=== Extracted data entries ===
···
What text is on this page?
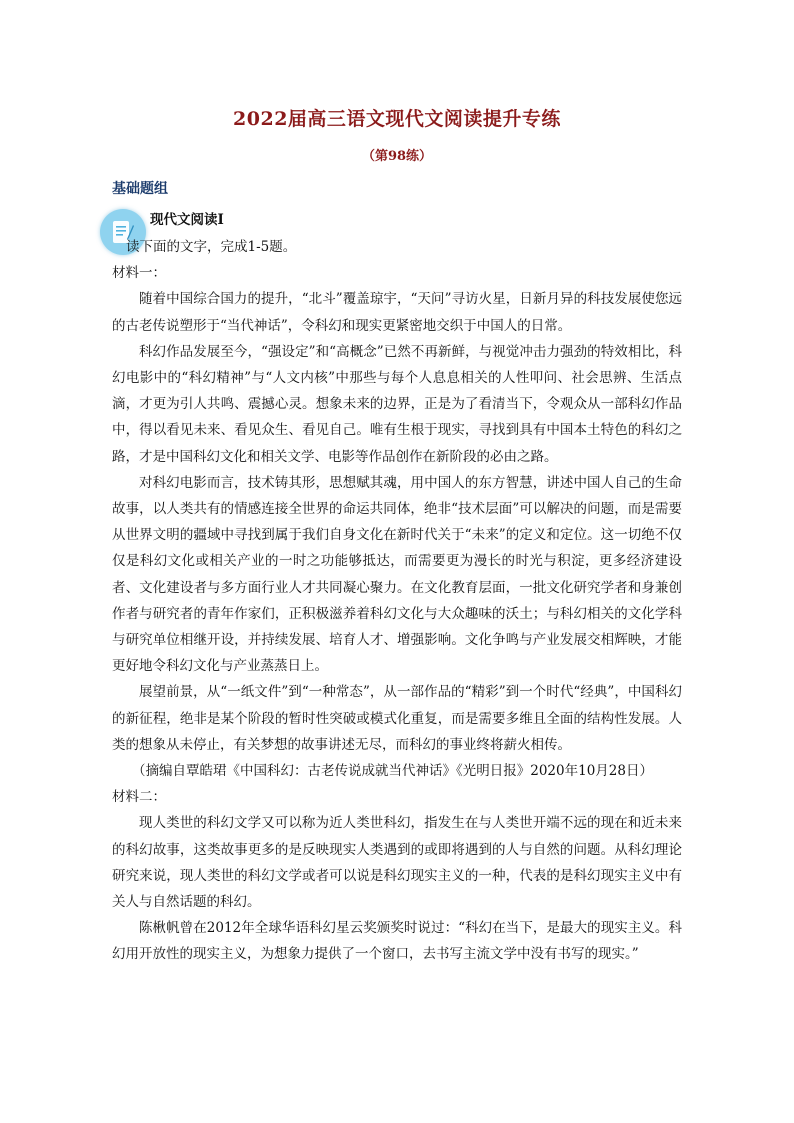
2022届高三语文现代文阅读提升专练
（第98练）
基础题组
现代文阅读Ⅰ

读下面的文字，完成1-5题。

材料一：

随着中国综合国力的提升，“北斗”覆盖琼宇，“天问”寻访火星，日新月异的科技发展使您远的古老传说塑形于“当代神话”，令科幻和现实更紧密地交织于中国人的日常。

科幻作品发展至今，“强设定”和“高概念”已然不再新鲜，与视觉冲击力强劲的特效相比，科幻电影中的“科幻精神”与“人文内核”中那些与每个人息息相关的人性叩问、社会思辨、生活点滴，才更为引人共鸣、震撼心灵。想象未来的边界，正是为了看清当下，令观众从一部科幻作品中，得以看见未来、看见众生、看见自己。唯有生根于现实，寻找到具有中国本土特色的科幻之路，才是中国科幻文化和相关文学、电影等作品创作在新阶段的必由之路。

对科幻电影而言，技术铸其形，思想赋其魂，用中国人的东方智慧，讲述中国人自己的生命故事，以人类共有的情感连接全世界的命运共同体，绝非“技术层面”可以解决的问题，而是需要从世界文明的疆域中寻找到属于我们自身文化在新时代关于“未来”的定义和定位。这一切绝不仅仅是科幻文化或相关产业的一时之功能够抵达，而需要更为漫长的时光与积淀，更多经济建设者、文化建设者与多方面行业人才共同凝心聚力。在文化教育层面，一批文化研究学者和身兼创作者与研究者的青年作家们，正积极滋养着科幻文化与大众趣味的沃土；与科幻相关的文化学科与研究单位相继开设，并持续发展、培育人才、增强影响。文化争鸣与产业发展交相辉映，才能更好地令科幻文化与产业蒸蒸日上。

展望前景，从“一纸文件”到“一种常态”，从一部作品的“精彩”到一个时代“经典”，中国科幻的新征程，绝非是某个阶段的暂时性突破或模式化重复，而是需要多维且全面的结构性发展。人类的想象从未停止，有关梦想的故事讲述无尽，而科幻的事业终将薪火相传。

（摘编自覃皓珺《中国科幻：古老传说成就当代神话》《光明日报》2020年10月28日）

材料二：

现人类世的科幻文学又可以称为近人类世科幻，指发生在与人类世开端不远的现在和近未来的科幻故事，这类故事更多的是反映现实人类遇到的或即将遇到的人与自然的问题。从科幻理论研究来说，现人类世的科幻文学或者可以说是科幻现实主义的一种，代表的是科幻现实主义中有关人与自然话题的科幻。

陈楸帆曾在2012年全球华语科幻星云奖颁奖时说过：“科幻在当下，是最大的现实主义。科幻用开放性的现实主义，为想象力提供了一个窗口，去书写主流文学中没有书写的现实。”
···
Reproduce every record above exactly, but leave out the pictures.

=== Completed task ===
What text is on this page?
2022届高三语文现代文阅读提升专练
（第98练）
基础题组
现代文阅读Ⅰ

读下面的文字，完成1-5题。

材料一：

随着中国综合国力的提升，“北斗”覆盖琼宇，“天问”寻访火星，日新月异的科技发展使您远的古老传说塑形于“当代神话”，令科幻和现实更紧密地交织于中国人的日常。

科幻作品发展至今，“强设定”和“高概念”已然不再新鲜，与视觉冲击力强劲的特效相比，科幻电影中的“科幻精神”与“人文内核”中那些与每个人息息相关的人性叩问、社会思辨、生活点滴，才更为引人共鸣、震撼心灵。想象未来的边界，正是为了看清当下，令观众从一部科幻作品中，得以看见未来、看见众生、看见自己。唯有生根于现实，寻找到具有中国本土特色的科幻之路，才是中国科幻文化和相关文学、电影等作品创作在新阶段的必由之路。

对科幻电影而言，技术铸其形，思想赋其魂，用中国人的东方智慧，讲述中国人自己的生命故事，以人类共有的情感连接全世界的命运共同体，绝非“技术层面”可以解决的问题，而是需要从世界文明的疆域中寻找到属于我们自身文化在新时代关于“未来”的定义和定位。这一切绝不仅仅是科幻文化或相关产业的一时之功能够抵达，而需要更为漫长的时光与积淀，更多经济建设者、文化建设者与多方面行业人才共同凝心聚力。在文化教育层面，一批文化研究学者和身兼创作者与研究者的青年作家们，正积极滋养着科幻文化与大众趣味的沃土；与科幻相关的文化学科与研究单位相继开设，并持续发展、培育人才、增强影响。文化争鸣与产业发展交相辉映，才能更好地令科幻文化与产业蒸蒸日上。

展望前景，从“一纸文件”到“一种常态”，从一部作品的“精彩”到一个时代“经典”，中国科幻的新征程，绝非是某个阶段的暂时性突破或模式化重复，而是需要多维且全面的结构性发展。人类的想象从未停止，有关梦想的故事讲述无尽，而科幻的事业终将薪火相传。

（摘编自覃皓珺《中国科幻：古老传说成就当代神话》《光明日报》2020年10月28日）

材料二：

现人类世的科幻文学又可以称为近人类世科幻，指发生在与人类世开端不远的现在和近未来的科幻故事，这类故事更多的是反映现实人类遇到的或即将遇到的人与自然的问题。从科幻理论研究来说，现人类世的科幻文学或者可以说是科幻现实主义的一种，代表的是科幻现实主义中有关人与自然话题的科幻。

陈楸帆曾在2012年全球华语科幻星云奖颁奖时说过：“科幻在当下，是最大的现实主义。科幻用开放性的现实主义，为想象力提供了一个窗口，去书写主流文学中没有书写的现实。”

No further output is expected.